Written exercise 1
Tally the lines in the entries below that contain the string "Hollywood", matching case exactly, and reply with the number alone.

··· Text excerpt ···

# Difference between plastisol and inkjet heat transfers for tshirts?



## berryk (Sep 22, 2010)

Hi All:

Can anyone tell me the difference between these 2 types of heat transfers? Is one better quality than the other? Does one have a softer feel than the other on a tshirt? Is one cheaper than the other? Thanks.

Regards


----------



## jasonsc310 (Feb 15, 2010)

Plastisol Transfers are made by silk-screening Plastisol Ink onto a specially coasted transfer paper, and then applied to garments with a heat press. 

Inkjet transfers are made using regular inkjet ink and a special transfer paper. The transfer paper is fed into the printer like regular paper, and the image is printed and then applied to garments with a home iron or heat press. The process is similar with laser transfer paper.


----------



## MotoskinGraphix (Apr 28, 2006)

Generally plastisol transfers can give you pro results like screen printing on lites and dark tees with only the image transferring. Inkjet transfers are always printed on a carrier layer that transfers to the tee.


----------



## wormil (Jan 7, 2008)

berryk said:


> Is one better quality than the other?
> Does one have a softer feel than the other on a tshirt?
> Is one cheaper than the other?


Quality is subjective and a matter of preference but I think most people would agree that plastisol is a higher quality transfer than inkjet.

Inkjet for lights is generally softer. Inkjet for darks is generally the heaviest. 

Inkjets are cheaper in small quantities but plastisol becomes cheaper as quantities go over a dozen depending upon number of colors.

···

Written exercise 2
In the thread on plastisol and inkjet transfers, copy the passage starting with "Inkjet for lights" and going on through "number of colors.", swapping "quantities" for "amounts".

··· Recorded information ···

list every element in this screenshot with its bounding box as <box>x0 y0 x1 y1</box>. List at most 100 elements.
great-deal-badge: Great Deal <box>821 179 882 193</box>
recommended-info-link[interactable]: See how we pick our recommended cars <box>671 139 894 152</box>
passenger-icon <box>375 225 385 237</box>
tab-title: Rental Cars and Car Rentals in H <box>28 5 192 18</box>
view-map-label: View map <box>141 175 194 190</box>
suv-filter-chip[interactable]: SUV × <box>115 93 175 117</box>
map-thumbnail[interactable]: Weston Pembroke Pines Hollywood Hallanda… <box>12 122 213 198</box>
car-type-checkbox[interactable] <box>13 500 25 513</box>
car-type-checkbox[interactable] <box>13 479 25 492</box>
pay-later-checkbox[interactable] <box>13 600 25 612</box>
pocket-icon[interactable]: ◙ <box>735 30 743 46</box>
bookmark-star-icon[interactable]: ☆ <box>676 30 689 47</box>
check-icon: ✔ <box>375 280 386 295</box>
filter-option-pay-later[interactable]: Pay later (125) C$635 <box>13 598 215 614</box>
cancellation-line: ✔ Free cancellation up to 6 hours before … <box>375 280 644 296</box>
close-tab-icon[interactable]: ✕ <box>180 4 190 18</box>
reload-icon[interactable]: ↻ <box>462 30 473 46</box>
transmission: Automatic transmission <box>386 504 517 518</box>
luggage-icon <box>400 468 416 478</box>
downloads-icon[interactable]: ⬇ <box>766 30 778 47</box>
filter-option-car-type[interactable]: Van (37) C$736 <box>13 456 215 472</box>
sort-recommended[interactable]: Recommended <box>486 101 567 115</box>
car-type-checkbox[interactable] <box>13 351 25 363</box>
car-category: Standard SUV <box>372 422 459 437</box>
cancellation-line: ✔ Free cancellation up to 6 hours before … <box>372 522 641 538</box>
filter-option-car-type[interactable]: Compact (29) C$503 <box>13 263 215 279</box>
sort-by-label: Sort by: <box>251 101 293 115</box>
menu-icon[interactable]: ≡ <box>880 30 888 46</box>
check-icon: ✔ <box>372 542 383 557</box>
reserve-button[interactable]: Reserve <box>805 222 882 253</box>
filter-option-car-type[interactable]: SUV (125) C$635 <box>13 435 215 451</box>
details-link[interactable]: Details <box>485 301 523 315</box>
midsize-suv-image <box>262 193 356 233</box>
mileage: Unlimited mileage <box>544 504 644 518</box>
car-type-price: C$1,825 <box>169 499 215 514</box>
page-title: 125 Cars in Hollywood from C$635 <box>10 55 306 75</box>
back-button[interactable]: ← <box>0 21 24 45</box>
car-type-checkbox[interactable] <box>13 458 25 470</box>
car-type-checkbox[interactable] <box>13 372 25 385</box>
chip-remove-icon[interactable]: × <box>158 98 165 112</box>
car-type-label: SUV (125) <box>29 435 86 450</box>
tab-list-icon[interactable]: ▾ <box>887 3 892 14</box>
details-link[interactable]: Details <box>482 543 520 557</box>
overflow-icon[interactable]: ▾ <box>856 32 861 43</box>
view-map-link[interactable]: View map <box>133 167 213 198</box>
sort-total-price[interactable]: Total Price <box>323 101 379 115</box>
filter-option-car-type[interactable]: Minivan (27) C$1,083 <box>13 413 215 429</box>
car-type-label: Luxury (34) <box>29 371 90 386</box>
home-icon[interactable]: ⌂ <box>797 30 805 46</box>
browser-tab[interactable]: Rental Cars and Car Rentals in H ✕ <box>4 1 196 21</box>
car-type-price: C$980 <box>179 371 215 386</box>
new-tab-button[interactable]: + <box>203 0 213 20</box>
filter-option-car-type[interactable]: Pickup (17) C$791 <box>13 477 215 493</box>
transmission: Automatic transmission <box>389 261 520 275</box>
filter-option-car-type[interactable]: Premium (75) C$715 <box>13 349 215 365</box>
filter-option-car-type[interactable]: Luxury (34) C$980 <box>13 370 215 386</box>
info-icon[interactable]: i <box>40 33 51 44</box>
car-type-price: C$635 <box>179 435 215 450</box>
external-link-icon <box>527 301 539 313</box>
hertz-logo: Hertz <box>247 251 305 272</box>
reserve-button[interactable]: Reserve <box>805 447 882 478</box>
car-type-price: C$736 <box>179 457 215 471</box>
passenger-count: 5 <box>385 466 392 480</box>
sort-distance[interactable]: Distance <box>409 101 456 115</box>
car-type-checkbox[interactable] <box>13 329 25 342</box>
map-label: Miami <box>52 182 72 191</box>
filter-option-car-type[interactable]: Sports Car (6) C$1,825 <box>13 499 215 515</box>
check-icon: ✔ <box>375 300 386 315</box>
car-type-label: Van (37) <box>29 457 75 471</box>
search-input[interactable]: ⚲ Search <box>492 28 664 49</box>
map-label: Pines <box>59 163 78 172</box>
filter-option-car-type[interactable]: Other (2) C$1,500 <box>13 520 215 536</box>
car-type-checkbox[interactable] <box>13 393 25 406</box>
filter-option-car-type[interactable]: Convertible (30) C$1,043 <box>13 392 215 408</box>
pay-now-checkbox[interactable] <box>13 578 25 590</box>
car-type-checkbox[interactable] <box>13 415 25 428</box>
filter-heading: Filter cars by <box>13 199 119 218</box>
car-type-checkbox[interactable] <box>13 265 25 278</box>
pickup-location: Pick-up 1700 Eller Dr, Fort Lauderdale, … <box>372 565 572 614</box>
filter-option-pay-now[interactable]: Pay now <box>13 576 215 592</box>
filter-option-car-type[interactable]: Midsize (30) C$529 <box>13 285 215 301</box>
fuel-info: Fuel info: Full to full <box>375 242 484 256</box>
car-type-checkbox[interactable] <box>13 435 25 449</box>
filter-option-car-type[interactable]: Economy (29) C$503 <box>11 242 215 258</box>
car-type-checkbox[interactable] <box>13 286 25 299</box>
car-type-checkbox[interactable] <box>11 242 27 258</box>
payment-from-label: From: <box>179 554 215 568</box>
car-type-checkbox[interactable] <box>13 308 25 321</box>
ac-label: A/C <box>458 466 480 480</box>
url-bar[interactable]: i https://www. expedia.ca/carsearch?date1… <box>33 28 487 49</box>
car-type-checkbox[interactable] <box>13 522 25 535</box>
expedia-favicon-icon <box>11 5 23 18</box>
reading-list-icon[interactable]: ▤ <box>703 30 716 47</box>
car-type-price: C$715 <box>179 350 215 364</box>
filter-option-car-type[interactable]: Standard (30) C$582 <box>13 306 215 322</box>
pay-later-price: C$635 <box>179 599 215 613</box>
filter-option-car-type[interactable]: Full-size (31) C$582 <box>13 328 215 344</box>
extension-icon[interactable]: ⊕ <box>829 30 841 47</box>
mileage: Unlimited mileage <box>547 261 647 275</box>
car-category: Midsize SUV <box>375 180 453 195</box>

···

Final answer 1
2

Final answer 2
Inkjet for lights is generally softer. Inkjet for darks is generally the heaviest. 

Inkjets are cheaper in small amounts but plastisol becomes cheaper as amounts go over a dozen depending upon number of colors.